§ WORK TO DO
Extract each line containing the string "Metascore".
=== RAW DATA ===
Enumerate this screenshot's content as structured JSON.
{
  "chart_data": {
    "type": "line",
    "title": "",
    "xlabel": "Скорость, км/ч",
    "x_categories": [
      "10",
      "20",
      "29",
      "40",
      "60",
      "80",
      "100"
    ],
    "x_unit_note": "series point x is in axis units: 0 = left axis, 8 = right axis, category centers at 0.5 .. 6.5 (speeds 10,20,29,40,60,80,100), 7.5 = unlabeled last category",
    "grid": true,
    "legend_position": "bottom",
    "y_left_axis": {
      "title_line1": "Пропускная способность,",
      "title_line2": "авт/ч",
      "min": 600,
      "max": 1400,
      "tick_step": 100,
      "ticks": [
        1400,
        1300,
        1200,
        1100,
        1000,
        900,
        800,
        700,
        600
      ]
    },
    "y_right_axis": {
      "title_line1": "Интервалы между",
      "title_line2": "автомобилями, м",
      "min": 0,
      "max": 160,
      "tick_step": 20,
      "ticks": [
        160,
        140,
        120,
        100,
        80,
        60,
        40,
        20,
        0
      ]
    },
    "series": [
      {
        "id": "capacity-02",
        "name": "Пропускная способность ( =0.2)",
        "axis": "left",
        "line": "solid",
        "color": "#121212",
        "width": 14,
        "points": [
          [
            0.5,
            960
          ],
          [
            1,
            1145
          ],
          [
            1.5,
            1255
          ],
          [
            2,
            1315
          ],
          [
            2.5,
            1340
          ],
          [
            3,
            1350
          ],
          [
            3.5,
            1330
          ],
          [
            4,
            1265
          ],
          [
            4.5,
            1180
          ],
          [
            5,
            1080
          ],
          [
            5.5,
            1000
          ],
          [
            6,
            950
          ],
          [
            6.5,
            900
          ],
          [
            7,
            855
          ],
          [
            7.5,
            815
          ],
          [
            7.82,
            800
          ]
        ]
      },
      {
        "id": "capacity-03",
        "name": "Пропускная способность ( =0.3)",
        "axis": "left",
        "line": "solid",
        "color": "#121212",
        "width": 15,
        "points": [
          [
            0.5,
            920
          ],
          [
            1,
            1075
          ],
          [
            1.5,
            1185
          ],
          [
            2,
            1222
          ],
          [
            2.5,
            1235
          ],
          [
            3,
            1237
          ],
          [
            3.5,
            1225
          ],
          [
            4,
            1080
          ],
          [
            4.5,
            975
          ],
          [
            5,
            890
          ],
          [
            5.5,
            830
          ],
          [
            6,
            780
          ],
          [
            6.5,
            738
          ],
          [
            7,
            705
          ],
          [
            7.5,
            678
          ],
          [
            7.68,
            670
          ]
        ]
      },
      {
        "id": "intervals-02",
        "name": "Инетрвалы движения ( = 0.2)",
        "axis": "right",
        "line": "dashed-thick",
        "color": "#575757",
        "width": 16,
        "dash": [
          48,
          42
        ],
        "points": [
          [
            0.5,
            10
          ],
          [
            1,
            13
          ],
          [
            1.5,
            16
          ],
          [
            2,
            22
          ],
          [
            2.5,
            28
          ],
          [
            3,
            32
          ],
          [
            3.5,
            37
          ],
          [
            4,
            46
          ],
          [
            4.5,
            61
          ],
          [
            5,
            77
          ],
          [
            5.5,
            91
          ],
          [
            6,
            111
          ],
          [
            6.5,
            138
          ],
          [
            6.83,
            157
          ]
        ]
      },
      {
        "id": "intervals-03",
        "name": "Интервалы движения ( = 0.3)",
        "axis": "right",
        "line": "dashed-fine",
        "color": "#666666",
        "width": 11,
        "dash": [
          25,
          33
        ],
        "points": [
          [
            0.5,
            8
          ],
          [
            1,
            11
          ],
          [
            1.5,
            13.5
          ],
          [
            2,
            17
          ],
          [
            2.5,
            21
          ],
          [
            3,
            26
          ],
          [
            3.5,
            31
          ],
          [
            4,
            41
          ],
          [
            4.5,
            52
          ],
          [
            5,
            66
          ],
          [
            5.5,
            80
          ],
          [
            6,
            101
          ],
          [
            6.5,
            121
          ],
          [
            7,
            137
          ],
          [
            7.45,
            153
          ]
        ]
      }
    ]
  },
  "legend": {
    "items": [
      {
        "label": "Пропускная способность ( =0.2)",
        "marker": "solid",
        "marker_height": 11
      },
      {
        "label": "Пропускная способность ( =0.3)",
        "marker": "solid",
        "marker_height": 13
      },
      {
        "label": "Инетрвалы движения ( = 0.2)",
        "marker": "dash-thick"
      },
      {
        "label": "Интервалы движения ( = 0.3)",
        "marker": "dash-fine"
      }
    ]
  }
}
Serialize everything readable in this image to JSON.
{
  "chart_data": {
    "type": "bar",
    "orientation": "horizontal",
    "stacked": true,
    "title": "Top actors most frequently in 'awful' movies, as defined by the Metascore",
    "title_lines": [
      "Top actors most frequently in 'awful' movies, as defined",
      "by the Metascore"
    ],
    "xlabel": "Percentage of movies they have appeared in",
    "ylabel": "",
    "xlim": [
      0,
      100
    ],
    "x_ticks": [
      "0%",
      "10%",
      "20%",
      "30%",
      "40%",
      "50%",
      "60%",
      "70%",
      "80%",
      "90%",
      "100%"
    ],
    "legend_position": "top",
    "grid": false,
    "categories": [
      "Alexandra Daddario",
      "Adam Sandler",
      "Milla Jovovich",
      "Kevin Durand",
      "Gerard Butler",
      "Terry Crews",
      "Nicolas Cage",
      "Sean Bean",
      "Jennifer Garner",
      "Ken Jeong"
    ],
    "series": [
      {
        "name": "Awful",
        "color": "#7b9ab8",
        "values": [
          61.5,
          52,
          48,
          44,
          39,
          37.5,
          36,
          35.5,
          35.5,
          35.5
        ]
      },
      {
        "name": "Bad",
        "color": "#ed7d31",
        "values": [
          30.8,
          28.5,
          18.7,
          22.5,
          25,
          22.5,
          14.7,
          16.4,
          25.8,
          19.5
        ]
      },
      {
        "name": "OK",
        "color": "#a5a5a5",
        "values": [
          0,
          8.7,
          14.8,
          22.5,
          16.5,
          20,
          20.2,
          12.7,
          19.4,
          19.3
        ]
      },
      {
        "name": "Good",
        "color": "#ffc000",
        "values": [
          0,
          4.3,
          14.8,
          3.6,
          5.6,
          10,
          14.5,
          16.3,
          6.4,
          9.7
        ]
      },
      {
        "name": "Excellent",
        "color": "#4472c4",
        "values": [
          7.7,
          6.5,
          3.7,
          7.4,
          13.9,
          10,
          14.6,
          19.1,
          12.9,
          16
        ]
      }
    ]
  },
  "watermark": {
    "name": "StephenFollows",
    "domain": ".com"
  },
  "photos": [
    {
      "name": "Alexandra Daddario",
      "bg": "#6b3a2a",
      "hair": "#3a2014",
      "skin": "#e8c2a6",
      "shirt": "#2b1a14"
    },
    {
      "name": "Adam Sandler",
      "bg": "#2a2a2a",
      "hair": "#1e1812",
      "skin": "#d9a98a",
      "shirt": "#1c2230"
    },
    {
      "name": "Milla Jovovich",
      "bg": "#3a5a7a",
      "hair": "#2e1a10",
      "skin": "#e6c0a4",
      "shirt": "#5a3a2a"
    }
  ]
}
===
§ RESPONSE
    "title": "Top actors most frequently in 'awful' movies, as defined by the Metascore",
      "by the Metascore"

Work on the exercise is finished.